» **WRITTEN PROBLEM**:
Search the material for the word "between" and copy each line that holds it.

» **RECORD LIST**:

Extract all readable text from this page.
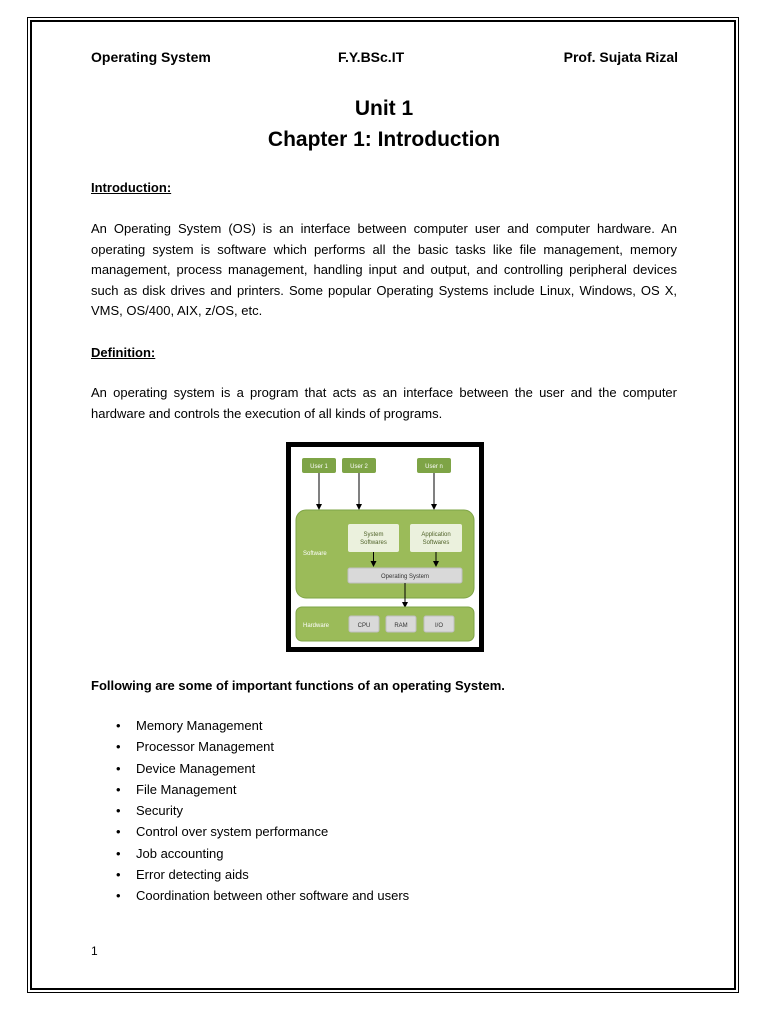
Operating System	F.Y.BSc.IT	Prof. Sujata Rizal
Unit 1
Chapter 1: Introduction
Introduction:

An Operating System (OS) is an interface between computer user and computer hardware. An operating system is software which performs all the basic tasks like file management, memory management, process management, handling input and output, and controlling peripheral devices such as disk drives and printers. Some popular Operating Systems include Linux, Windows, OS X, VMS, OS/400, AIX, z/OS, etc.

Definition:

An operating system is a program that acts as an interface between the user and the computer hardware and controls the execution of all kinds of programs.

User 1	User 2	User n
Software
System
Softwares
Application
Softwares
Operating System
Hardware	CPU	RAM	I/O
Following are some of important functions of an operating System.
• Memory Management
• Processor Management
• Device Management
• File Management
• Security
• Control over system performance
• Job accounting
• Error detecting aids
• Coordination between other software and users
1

---

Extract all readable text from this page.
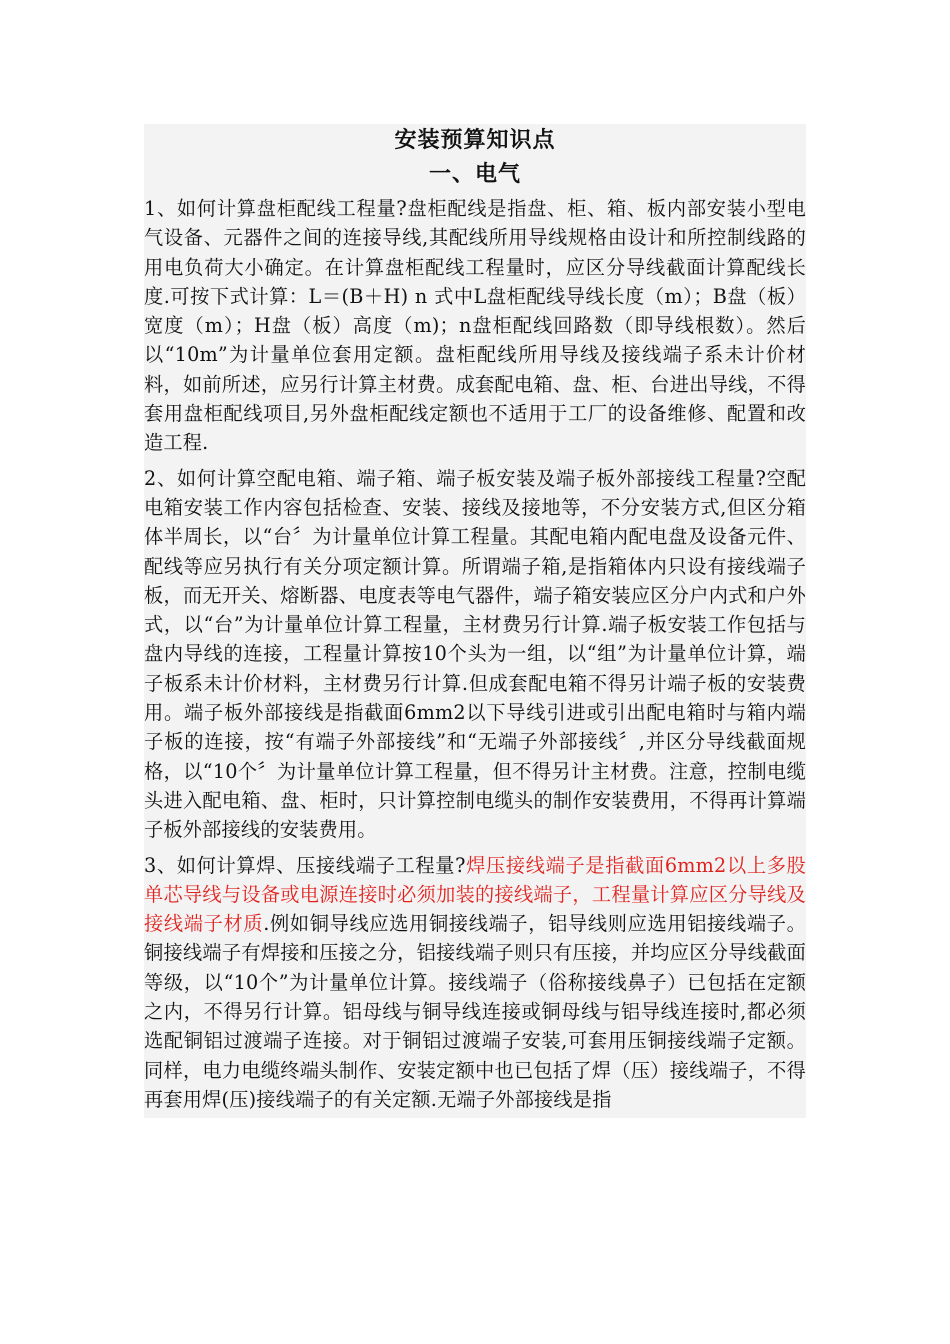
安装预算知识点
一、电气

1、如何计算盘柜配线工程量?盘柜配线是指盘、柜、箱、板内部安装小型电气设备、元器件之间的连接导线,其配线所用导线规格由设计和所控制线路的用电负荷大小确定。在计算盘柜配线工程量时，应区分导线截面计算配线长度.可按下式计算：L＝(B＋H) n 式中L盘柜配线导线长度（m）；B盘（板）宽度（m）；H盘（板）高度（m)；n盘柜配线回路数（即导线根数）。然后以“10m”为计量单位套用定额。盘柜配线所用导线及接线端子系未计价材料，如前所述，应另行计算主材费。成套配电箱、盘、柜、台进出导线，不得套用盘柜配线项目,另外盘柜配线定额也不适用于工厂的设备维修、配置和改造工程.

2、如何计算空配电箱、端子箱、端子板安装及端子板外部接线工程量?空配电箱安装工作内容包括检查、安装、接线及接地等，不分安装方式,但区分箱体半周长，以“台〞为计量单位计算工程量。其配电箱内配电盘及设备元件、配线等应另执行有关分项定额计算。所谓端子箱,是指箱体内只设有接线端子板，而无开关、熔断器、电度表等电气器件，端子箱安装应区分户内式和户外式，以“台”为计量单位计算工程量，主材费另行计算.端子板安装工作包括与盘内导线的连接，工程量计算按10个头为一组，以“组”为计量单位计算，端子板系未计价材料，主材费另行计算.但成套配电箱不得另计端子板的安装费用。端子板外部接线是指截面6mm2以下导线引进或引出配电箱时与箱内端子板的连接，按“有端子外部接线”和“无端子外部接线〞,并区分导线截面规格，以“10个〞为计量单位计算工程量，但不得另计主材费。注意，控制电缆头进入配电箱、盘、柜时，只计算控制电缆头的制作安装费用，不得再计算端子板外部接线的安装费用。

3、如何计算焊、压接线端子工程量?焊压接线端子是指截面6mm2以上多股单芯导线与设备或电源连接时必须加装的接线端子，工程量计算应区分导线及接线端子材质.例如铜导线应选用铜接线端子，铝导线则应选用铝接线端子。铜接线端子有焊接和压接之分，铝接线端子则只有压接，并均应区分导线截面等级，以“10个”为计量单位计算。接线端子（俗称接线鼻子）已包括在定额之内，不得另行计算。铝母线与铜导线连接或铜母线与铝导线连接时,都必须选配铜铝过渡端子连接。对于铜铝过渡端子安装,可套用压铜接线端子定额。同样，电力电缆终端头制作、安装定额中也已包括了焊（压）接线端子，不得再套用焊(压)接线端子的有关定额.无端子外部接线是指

» **RESULT**:
An Operating System (OS) is an interface between computer user and computer hardware. An operating system is software which performs all the basic tasks like file management, memory management, process management, handling input and output, and controlling peripheral devices such as disk drives and printers. Some popular Operating Systems include Linux, Windows, OS X, VMS, OS/400, AIX, z/OS, etc.
An operating system is a program that acts as an interface between the user and the computer hardware and controls the execution of all kinds of programs.
• Coordination between other software and users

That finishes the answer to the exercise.